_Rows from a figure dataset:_

○ ○ ○ ○

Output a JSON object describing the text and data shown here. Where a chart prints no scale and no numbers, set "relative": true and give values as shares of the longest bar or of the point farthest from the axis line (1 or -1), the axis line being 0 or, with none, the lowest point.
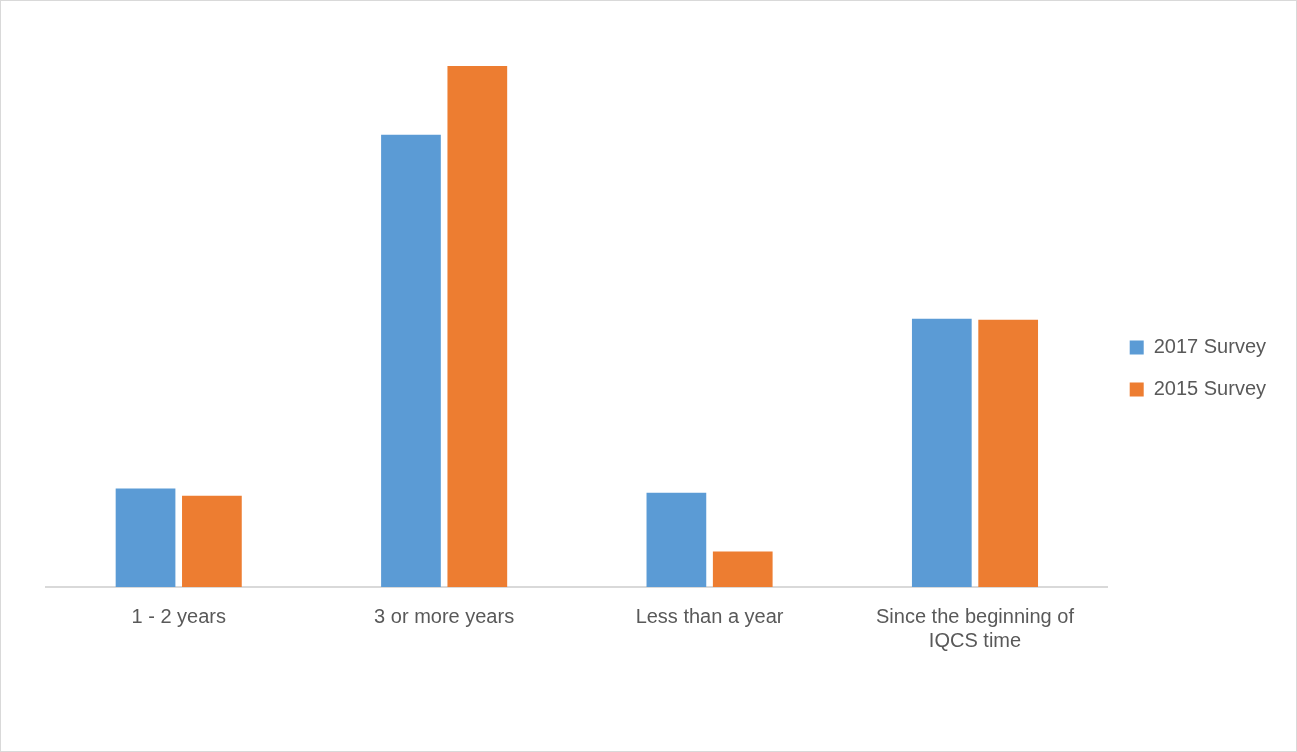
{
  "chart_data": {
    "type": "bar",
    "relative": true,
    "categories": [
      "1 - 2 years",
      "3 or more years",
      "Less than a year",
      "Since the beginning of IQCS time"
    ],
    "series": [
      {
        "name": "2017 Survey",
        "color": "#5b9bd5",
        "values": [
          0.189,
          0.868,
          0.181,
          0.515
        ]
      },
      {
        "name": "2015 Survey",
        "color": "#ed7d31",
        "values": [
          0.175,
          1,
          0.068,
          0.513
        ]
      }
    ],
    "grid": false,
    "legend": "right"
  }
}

○ ○ ○ ○

Quote the full listing above word for word; exclude every picture from the copy.

_Result:_
Output a JSON object describing the text and data shown here. Where a chart prints no scale and no numbers, set "relative": true and give values as shares of the longest bar or of the point farthest from the axis line (1 or -1), the axis line being 0 or, with none, the lowest point.
{
  "chart_data": {
    "type": "bar",
    "relative": true,
    "categories": [
      "1 - 2 years",
      "3 or more years",
      "Less than a year",
      "Since the beginning of IQCS time"
    ],
    "series": [
      {
        "name": "2017 Survey",
        "color": "#5b9bd5",
        "values": [
          0.189,
          0.868,
          0.181,
          0.515
        ]
      },
      {
        "name": "2015 Survey",
        "color": "#ed7d31",
        "values": [
          0.175,
          1,
          0.068,
          0.513
        ]
      }
    ],
    "grid": false,
    "legend": "right"
  }
}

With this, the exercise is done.